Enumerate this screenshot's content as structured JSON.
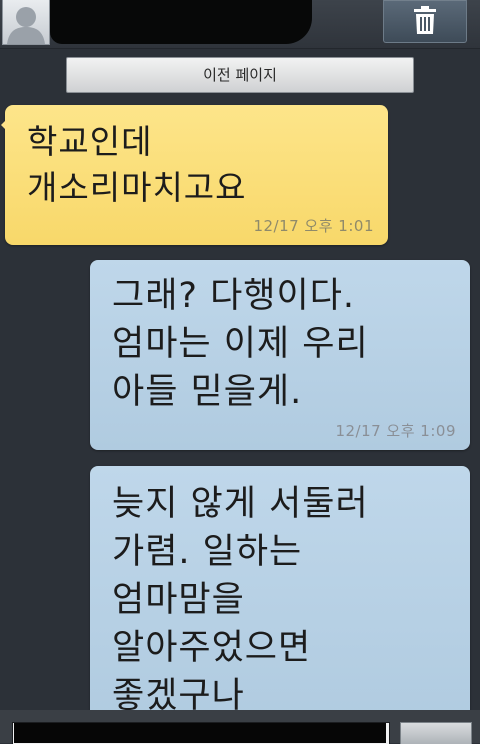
{
  "header": {
    "avatar_icon": "contact-avatar-icon",
    "delete_icon": "trash-icon"
  },
  "navigation": {
    "prev_page_label": "이전 페이지"
  },
  "messages": [
    {
      "direction": "received",
      "text": "학교인데\n개소리마치고요",
      "time": "12/17 오후 1:01",
      "color": "#fde58a"
    },
    {
      "direction": "sent",
      "text": "그래? 다행이다.\n엄마는 이제 우리\n아들 믿을게.",
      "time": "12/17 오후 1:09",
      "color": "#bfd7ea"
    },
    {
      "direction": "sent",
      "text": "늦지 않게 서둘러\n가렴. 일하는\n엄마맘을\n알아주었으면\n좋겠구나",
      "time": "",
      "color": "#bfd7ea"
    }
  ]
}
-=-=-=-=-
Repeat all of the data above word for word, minus the pictures.

Enumerate this screenshot's content as structured JSON.
{
  "header": {
    "avatar_icon": "contact-avatar-icon",
    "delete_icon": "trash-icon"
  },
  "navigation": {
    "prev_page_label": "이전 페이지"
  },
  "messages": [
    {
      "direction": "received",
      "text": "학교인데\n개소리마치고요",
      "time": "12/17 오후 1:01",
      "color": "#fde58a"
    },
    {
      "direction": "sent",
      "text": "그래? 다행이다.\n엄마는 이제 우리\n아들 믿을게.",
      "time": "12/17 오후 1:09",
      "color": "#bfd7ea"
    },
    {
      "direction": "sent",
      "text": "늦지 않게 서둘러\n가렴. 일하는\n엄마맘을\n알아주었으면\n좋겠구나",
      "time": "",
      "color": "#bfd7ea"
    }
  ]
}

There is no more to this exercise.